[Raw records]

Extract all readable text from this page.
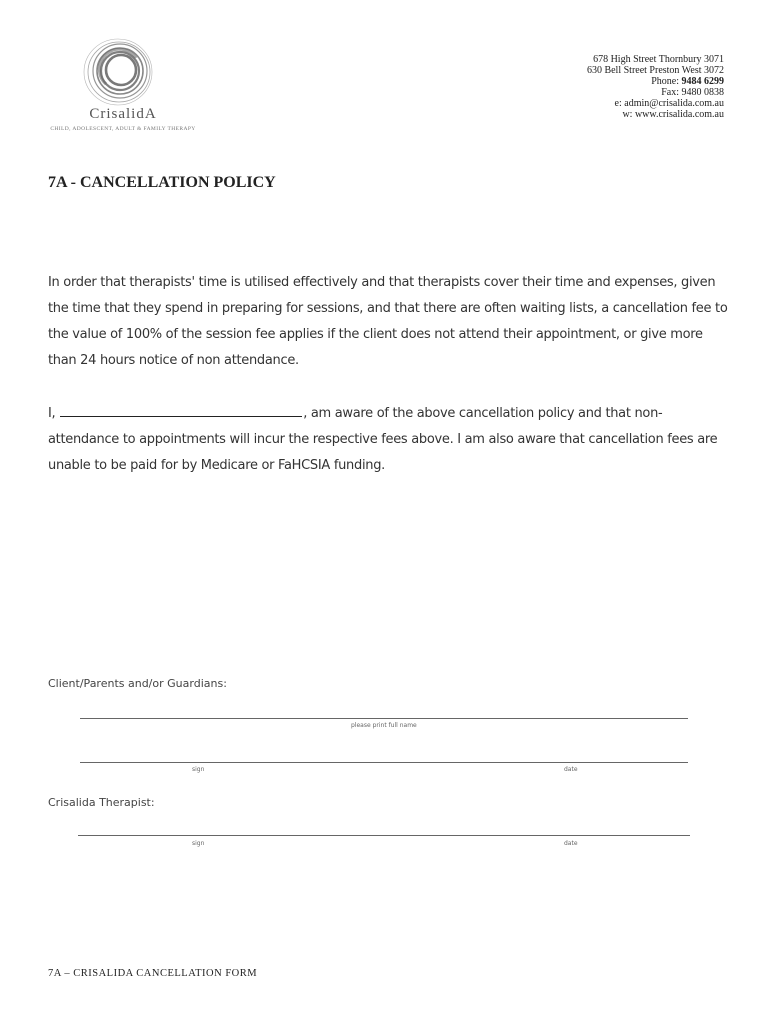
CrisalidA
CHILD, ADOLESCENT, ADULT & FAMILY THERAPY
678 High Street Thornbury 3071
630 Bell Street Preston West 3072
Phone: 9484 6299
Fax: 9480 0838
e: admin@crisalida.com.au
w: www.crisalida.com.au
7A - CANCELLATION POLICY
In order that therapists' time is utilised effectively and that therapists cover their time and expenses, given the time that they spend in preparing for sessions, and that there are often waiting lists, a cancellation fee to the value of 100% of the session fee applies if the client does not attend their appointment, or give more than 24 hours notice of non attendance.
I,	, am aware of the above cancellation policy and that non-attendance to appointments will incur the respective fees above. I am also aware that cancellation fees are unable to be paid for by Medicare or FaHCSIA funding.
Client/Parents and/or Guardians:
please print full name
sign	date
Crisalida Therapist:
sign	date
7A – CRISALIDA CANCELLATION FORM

WHAT IS EXPECTED
The records shown above are to be repeated exactly, with the pictures left out.

RESULT OF THIS EXERCISE
Extract all readable text from this page.
CrisalidA
CHILD, ADOLESCENT, ADULT & FAMILY THERAPY
678 High Street Thornbury 3071
630 Bell Street Preston West 3072
Phone: 9484 6299
Fax: 9480 0838
e: admin@crisalida.com.au
w: www.crisalida.com.au
7A - CANCELLATION POLICY
In order that therapists' time is utilised effectively and that therapists cover their time and expenses, given the time that they spend in preparing for sessions, and that there are often waiting lists, a cancellation fee to the value of 100% of the session fee applies if the client does not attend their appointment, or give more than 24 hours notice of non attendance.
I,	, am aware of the above cancellation policy and that non-attendance to appointments will incur the respective fees above. I am also aware that cancellation fees are unable to be paid for by Medicare or FaHCSIA funding.
Client/Parents and/or Guardians:
please print full name
sign	date
Crisalida Therapist:
sign	date
7A – CRISALIDA CANCELLATION FORM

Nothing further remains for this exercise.